_課題一覧_
1. 認知症についての文章に出てくる人数を表す数値をすべて挙げ、それぞれ何の人数かを添えよ。
2. 認知症についての文章のうち、「一昨日、認知症のキョーメーシ」から「優先順位の高い疾病になった。」までを、両端を含めてそのまま返せ。

_抜粋_
____________

日々雑感

認知症に新しい風?

 一昨日、認知症のキョーメーションケア研究開発と実践をしている波田野政治氏の話を聴く機会を得た。脳科学を使い、認知症行動を起こす脳の位置を特定させ、様々の行動に対応する緩和方法を開発している。徘徊などの異常行動が7割以上の患者において緩和されるとのことだった。
 認知症に関する論文には、化学療法ではなく、昔話によるコミュニケーション療法などを見かけるが、医薬品や医療機器と違い、これらの療法は治験を行った上で確立した療法として認められることは難しいだろう。
 他方、新薬については、認知症の原因となる物質アミロイドβを除去する薬などが登場しているが、一般的な治療としてまだ知られていない。また、この欄で既に紹介したが、ノーベル賞学者リュック・モンタニエ博士の講演によれば、酸化ストレスを除去する認知症治療法も確立していると言う。
 460万という日本の認知症患者にとって、これらの治療法に医療保険がどう対応するかがまさに課題であろう。現在では、年間新たにガンと診断される患者数は90万人。死亡は年間35万人。ガンが何と言っても克服すべき第一の疾病である。しかし、患者数から言えば、認知症は、死亡には至らないが、ガンに負けるとも劣らない優先順位の高い疾病になった。
 研究開発から治療へと向かいつつある認知症だが、現在同時に必要なのは、認知症患者の尊厳と財産を守り、QOL(生活の質)を高めることである。どんなに「予防生活」を自分なりに送っても、それは死へのモラトリアムでしかなく、最後にかかる死ぬための医療費は同じだとする研究もある。ならばこそ、生活の質を高める方法に力を入れねばなるまい。

____________

_資料_
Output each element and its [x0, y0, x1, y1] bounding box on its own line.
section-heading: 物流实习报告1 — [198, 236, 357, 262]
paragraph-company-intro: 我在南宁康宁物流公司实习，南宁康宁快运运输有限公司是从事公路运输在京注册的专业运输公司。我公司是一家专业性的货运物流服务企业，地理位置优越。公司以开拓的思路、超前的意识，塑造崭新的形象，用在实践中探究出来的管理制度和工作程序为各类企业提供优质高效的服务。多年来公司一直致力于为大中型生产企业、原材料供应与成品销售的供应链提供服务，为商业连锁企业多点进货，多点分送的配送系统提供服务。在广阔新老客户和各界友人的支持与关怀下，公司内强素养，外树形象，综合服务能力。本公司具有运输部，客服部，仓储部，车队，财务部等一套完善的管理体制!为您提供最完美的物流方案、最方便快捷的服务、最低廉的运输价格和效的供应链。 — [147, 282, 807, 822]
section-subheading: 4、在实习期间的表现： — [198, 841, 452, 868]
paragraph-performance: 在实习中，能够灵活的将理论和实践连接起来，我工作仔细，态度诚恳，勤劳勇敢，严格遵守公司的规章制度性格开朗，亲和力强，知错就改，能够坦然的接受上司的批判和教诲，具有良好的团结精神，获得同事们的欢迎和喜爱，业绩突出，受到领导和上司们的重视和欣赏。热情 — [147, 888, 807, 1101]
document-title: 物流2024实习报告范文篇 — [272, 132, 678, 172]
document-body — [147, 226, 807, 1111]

____________

_解答_
1.
460万：日本の認知症患者の数
90万人：年間に新たにガンと診断される患者数
35万人：ガンによる年間の死亡者数

2.
一昨日、認知症のキョーメーションケア研究開発と実践をしている波田野政治氏の話を聴く機会を得た。脳科学を使い、認知症行動を起こす脳の位置を特定させ、様々の行動に対応する緩和方法を開発している。徘徊などの異常行動が7割以上の患者において緩和されるとのことだった。
 認知症に関する論文には、化学療法ではなく、昔話によるコミュニケーション療法などを見かけるが、医薬品や医療機器と違い、これらの療法は治験を行った上で確立した療法として認められることは難しいだろう。
 他方、新薬については、認知症の原因となる物質アミロイドβを除去する薬などが登場しているが、一般的な治療としてまだ知られていない。また、この欄で既に紹介したが、ノーベル賞学者リュック・モンタニエ博士の講演によれば、酸化ストレスを除去する認知症治療法も確立していると言う。
 460万という日本の認知症患者にとって、これらの治療法に医療保険がどう対応するかがまさに課題であろう。現在では、年間新たにガンと診断される患者数は90万人。死亡は年間35万人。ガンが何と言っても克服すべき第一の疾病である。しかし、患者数から言えば、認知症は、死亡には至らないが、ガンに負けるとも劣らない優先順位の高い疾病になった。